◆ **To be done**:
Would you output the whole listing below, exactly as it reads?

◆ **Records to use**:
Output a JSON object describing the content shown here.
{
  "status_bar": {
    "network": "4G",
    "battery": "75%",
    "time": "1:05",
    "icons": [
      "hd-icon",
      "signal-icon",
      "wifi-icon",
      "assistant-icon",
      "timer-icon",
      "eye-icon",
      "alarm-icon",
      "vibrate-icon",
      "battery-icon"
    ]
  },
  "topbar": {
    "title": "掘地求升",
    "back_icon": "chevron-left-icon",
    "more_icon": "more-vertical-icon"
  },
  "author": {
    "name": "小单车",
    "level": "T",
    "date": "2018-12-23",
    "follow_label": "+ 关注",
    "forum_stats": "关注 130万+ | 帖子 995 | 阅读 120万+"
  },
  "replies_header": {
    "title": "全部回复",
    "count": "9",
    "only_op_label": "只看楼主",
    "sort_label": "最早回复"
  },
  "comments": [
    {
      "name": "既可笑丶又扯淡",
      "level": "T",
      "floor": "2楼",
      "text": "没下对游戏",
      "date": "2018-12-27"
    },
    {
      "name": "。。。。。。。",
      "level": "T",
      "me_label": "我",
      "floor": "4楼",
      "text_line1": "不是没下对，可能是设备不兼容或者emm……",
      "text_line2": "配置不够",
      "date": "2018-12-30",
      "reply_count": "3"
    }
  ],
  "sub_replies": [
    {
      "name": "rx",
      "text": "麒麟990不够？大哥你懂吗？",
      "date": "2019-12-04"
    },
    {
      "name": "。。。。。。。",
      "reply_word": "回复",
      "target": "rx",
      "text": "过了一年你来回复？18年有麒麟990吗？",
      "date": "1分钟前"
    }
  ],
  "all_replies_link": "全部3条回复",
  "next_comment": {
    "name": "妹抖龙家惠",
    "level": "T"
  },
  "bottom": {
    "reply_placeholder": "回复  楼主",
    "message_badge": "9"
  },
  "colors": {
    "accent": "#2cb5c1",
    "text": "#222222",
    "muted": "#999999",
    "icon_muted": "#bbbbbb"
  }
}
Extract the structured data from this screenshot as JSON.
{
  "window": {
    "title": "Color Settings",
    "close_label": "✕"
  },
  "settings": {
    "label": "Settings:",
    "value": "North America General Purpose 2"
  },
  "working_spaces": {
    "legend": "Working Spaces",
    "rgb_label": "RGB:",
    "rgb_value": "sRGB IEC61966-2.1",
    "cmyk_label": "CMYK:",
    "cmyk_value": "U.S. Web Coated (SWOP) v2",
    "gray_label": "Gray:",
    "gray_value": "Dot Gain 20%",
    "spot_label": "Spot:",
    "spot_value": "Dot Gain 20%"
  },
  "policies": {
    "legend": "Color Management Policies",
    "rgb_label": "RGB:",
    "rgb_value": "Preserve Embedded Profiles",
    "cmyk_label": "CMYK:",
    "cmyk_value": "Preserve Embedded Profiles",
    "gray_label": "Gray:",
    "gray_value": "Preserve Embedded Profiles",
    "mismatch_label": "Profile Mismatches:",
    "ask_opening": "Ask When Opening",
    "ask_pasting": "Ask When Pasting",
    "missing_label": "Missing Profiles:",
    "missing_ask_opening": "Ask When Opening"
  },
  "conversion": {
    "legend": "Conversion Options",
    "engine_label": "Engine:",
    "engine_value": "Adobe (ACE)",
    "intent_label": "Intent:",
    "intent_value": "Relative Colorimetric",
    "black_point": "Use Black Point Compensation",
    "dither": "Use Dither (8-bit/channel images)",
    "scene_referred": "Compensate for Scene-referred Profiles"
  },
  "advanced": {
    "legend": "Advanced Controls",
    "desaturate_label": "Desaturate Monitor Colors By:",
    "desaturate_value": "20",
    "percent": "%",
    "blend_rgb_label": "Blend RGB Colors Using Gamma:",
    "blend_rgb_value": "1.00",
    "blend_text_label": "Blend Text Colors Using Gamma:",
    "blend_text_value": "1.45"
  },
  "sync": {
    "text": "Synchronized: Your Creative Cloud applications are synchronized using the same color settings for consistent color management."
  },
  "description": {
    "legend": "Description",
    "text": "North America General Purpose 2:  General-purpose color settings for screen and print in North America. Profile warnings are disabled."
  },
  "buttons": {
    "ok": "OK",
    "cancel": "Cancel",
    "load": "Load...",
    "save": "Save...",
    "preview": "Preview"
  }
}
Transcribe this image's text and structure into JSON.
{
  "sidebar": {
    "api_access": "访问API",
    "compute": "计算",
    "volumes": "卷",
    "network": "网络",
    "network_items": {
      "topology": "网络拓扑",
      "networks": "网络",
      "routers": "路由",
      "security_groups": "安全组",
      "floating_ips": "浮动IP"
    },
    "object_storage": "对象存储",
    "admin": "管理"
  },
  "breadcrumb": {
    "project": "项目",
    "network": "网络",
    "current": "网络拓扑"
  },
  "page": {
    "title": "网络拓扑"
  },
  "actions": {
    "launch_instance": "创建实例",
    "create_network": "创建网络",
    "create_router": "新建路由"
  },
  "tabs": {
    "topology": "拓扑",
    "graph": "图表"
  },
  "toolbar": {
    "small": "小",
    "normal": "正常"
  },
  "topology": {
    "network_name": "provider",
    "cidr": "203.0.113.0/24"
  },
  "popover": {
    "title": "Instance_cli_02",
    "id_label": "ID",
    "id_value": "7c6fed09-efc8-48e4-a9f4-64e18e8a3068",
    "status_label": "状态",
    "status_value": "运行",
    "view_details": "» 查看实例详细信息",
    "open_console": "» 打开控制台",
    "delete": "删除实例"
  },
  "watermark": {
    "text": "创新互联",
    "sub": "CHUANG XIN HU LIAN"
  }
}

◆ **Task solution**:
Output a JSON object describing the content shown here.
{
  "status_bar": {
    "network": "4G",
    "battery": "75%",
    "time": "1:05",
    "icons": [
      "hd-icon",
      "signal-icon",
      "wifi-icon",
      "assistant-icon",
      "timer-icon",
      "eye-icon",
      "alarm-icon",
      "vibrate-icon",
      "battery-icon"
    ]
  },
  "topbar": {
    "title": "掘地求升",
    "back_icon": "chevron-left-icon",
    "more_icon": "more-vertical-icon"
  },
  "author": {
    "name": "小单车",
    "level": "T",
    "date": "2018-12-23",
    "follow_label": "+ 关注",
    "forum_stats": "关注 130万+ | 帖子 995 | 阅读 120万+"
  },
  "replies_header": {
    "title": "全部回复",
    "count": "9",
    "only_op_label": "只看楼主",
    "sort_label": "最早回复"
  },
  "comments": [
    {
      "name": "既可笑丶又扯淡",
      "level": "T",
      "floor": "2楼",
      "text": "没下对游戏",
      "date": "2018-12-27"
    },
    {
      "name": "。。。。。。。",
      "level": "T",
      "me_label": "我",
      "floor": "4楼",
      "text_line1": "不是没下对，可能是设备不兼容或者emm……",
      "text_line2": "配置不够",
      "date": "2018-12-30",
      "reply_count": "3"
    }
  ],
  "sub_replies": [
    {
      "name": "rx",
      "text": "麒麟990不够？大哥你懂吗？",
      "date": "2019-12-04"
    },
    {
      "name": "。。。。。。。",
      "reply_word": "回复",
      "target": "rx",
      "text": "过了一年你来回复？18年有麒麟990吗？",
      "date": "1分钟前"
    }
  ],
  "all_replies_link": "全部3条回复",
  "next_comment": {
    "name": "妹抖龙家惠",
    "level": "T"
  },
  "bottom": {
    "reply_placeholder": "回复  楼主",
    "message_badge": "9"
  },
  "colors": {
    "accent": "#2cb5c1",
    "text": "#222222",
    "muted": "#999999",
    "icon_muted": "#bbbbbb"
  }
}
Extract the structured data from this screenshot as JSON.
{
  "window": {
    "title": "Color Settings",
    "close_label": "✕"
  },
  "settings": {
    "label": "Settings:",
    "value": "North America General Purpose 2"
  },
  "working_spaces": {
    "legend": "Working Spaces",
    "rgb_label": "RGB:",
    "rgb_value": "sRGB IEC61966-2.1",
    "cmyk_label": "CMYK:",
    "cmyk_value": "U.S. Web Coated (SWOP) v2",
    "gray_label": "Gray:",
    "gray_value": "Dot Gain 20%",
    "spot_label": "Spot:",
    "spot_value": "Dot Gain 20%"
  },
  "policies": {
    "legend": "Color Management Policies",
    "rgb_label": "RGB:",
    "rgb_value": "Preserve Embedded Profiles",
    "cmyk_label": "CMYK:",
    "cmyk_value": "Preserve Embedded Profiles",
    "gray_label": "Gray:",
    "gray_value": "Preserve Embedded Profiles",
    "mismatch_label": "Profile Mismatches:",
    "ask_opening": "Ask When Opening",
    "ask_pasting": "Ask When Pasting",
    "missing_label": "Missing Profiles:",
    "missing_ask_opening": "Ask When Opening"
  },
  "conversion": {
    "legend": "Conversion Options",
    "engine_label": "Engine:",
    "engine_value": "Adobe (ACE)",
    "intent_label": "Intent:",
    "intent_value": "Relative Colorimetric",
    "black_point": "Use Black Point Compensation",
    "dither": "Use Dither (8-bit/channel images)",
    "scene_referred": "Compensate for Scene-referred Profiles"
  },
  "advanced": {
    "legend": "Advanced Controls",
    "desaturate_label": "Desaturate Monitor Colors By:",
    "desaturate_value": "20",
    "percent": "%",
    "blend_rgb_label": "Blend RGB Colors Using Gamma:",
    "blend_rgb_value": "1.00",
    "blend_text_label": "Blend Text Colors Using Gamma:",
    "blend_text_value": "1.45"
  },
  "sync": {
    "text": "Synchronized: Your Creative Cloud applications are synchronized using the same color settings for consistent color management."
  },
  "description": {
    "legend": "Description",
    "text": "North America General Purpose 2:  General-purpose color settings for screen and print in North America. Profile warnings are disabled."
  },
  "buttons": {
    "ok": "OK",
    "cancel": "Cancel",
    "load": "Load...",
    "save": "Save...",
    "preview": "Preview"
  }
}
Transcribe this image's text and structure into JSON.
{
  "sidebar": {
    "api_access": "访问API",
    "compute": "计算",
    "volumes": "卷",
    "network": "网络",
    "network_items": {
      "topology": "网络拓扑",
      "networks": "网络",
      "routers": "路由",
      "security_groups": "安全组",
      "floating_ips": "浮动IP"
    },
    "object_storage": "对象存储",
    "admin": "管理"
  },
  "breadcrumb": {
    "project": "项目",
    "network": "网络",
    "current": "网络拓扑"
  },
  "page": {
    "title": "网络拓扑"
  },
  "actions": {
    "launch_instance": "创建实例",
    "create_network": "创建网络",
    "create_router": "新建路由"
  },
  "tabs": {
    "topology": "拓扑",
    "graph": "图表"
  },
  "toolbar": {
    "small": "小",
    "normal": "正常"
  },
  "topology": {
    "network_name": "provider",
    "cidr": "203.0.113.0/24"
  },
  "popover": {
    "title": "Instance_cli_02",
    "id_label": "ID",
    "id_value": "7c6fed09-efc8-48e4-a9f4-64e18e8a3068",
    "status_label": "状态",
    "status_value": "运行",
    "view_details": "» 查看实例详细信息",
    "open_console": "» 打开控制台",
    "delete": "删除实例"
  },
  "watermark": {
    "text": "创新互联",
    "sub": "CHUANG XIN HU LIAN"
  }
}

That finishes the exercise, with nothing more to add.